__Your goal__. Find every line with the word "access". Copy those lines.

[Stored data entries]
☆ ☆ ☆

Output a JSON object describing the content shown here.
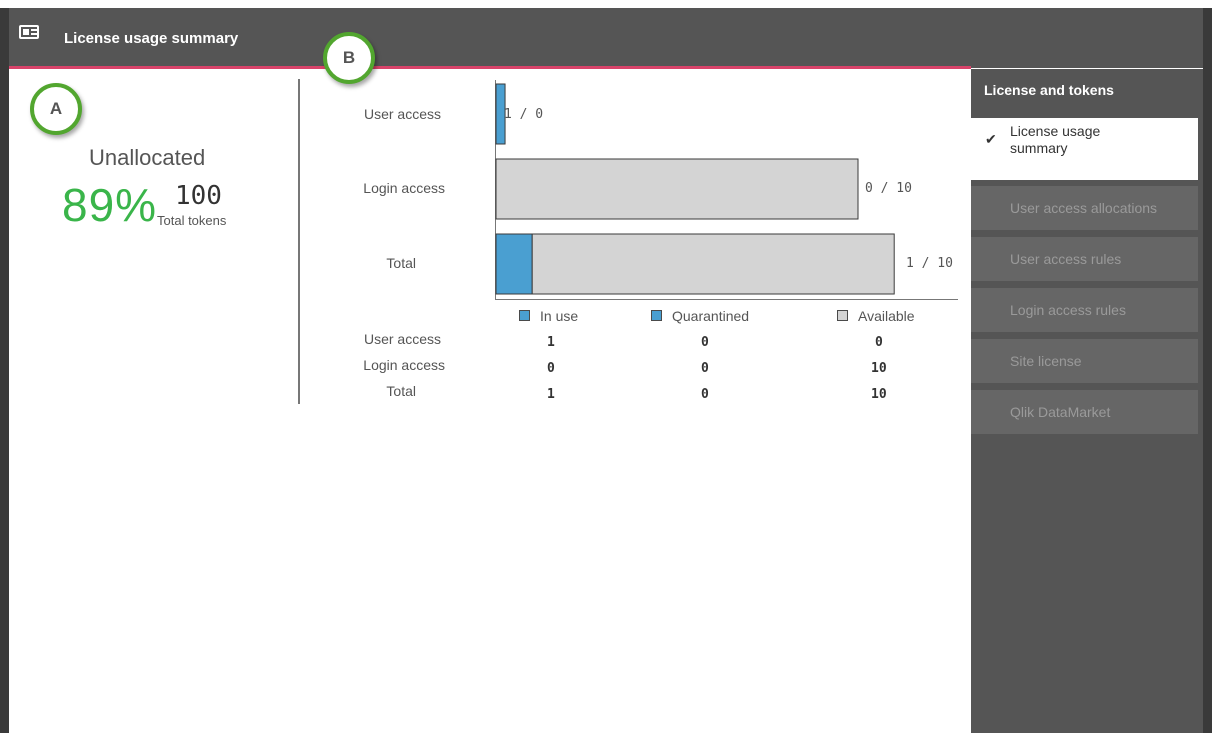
{
  "header": {
    "title": "License usage summary",
    "icon": "license-card-icon"
  },
  "markers": {
    "a": "A",
    "b": "B"
  },
  "summary": {
    "label": "Unallocated",
    "percent": "89%",
    "total": "100",
    "total_label": "Total tokens"
  },
  "chart_data": {
    "type": "bar",
    "orientation": "horizontal",
    "stacked": true,
    "categories": [
      "User access",
      "Login access",
      "Total"
    ],
    "series": [
      {
        "name": "In use",
        "values": [
          1,
          0,
          1
        ],
        "color": "#4a9fd1"
      },
      {
        "name": "Quarantined",
        "values": [
          0,
          0,
          0
        ],
        "color": "#4a9fd1"
      },
      {
        "name": "Available",
        "values": [
          0,
          10,
          10
        ],
        "color": "#d4d4d4"
      }
    ],
    "bar_labels": [
      "1 / 0",
      "0 / 10",
      "1 / 10"
    ],
    "xlim": [
      0,
      11.5
    ],
    "legend": "bottom"
  },
  "table": {
    "rows": [
      {
        "label": "User access",
        "in_use": "1",
        "quarantined": "0",
        "available": "0"
      },
      {
        "label": "Login access",
        "in_use": "0",
        "quarantined": "0",
        "available": "10"
      },
      {
        "label": "Total",
        "in_use": "1",
        "quarantined": "0",
        "available": "10"
      }
    ]
  },
  "sidebar": {
    "title": "License and tokens",
    "items": [
      {
        "label": "License usage summary",
        "active": true
      },
      {
        "label": "User access allocations",
        "active": false
      },
      {
        "label": "User access rules",
        "active": false
      },
      {
        "label": "Login access rules",
        "active": false
      },
      {
        "label": "Site license",
        "active": false
      },
      {
        "label": "Qlik DataMarket",
        "active": false
      }
    ]
  },
  "colors": {
    "accent": "#d9436a",
    "percent": "#3ab54a",
    "in_use": "#4a9fd1",
    "available": "#d4d4d4"
  }
}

☆ ☆ ☆

__Solved problem__.
      "User access",
      "Login access",
        "label": "User access",
        "label": "Login access",
        "label": "User access allocations",
        "label": "User access rules",
        "label": "Login access rules",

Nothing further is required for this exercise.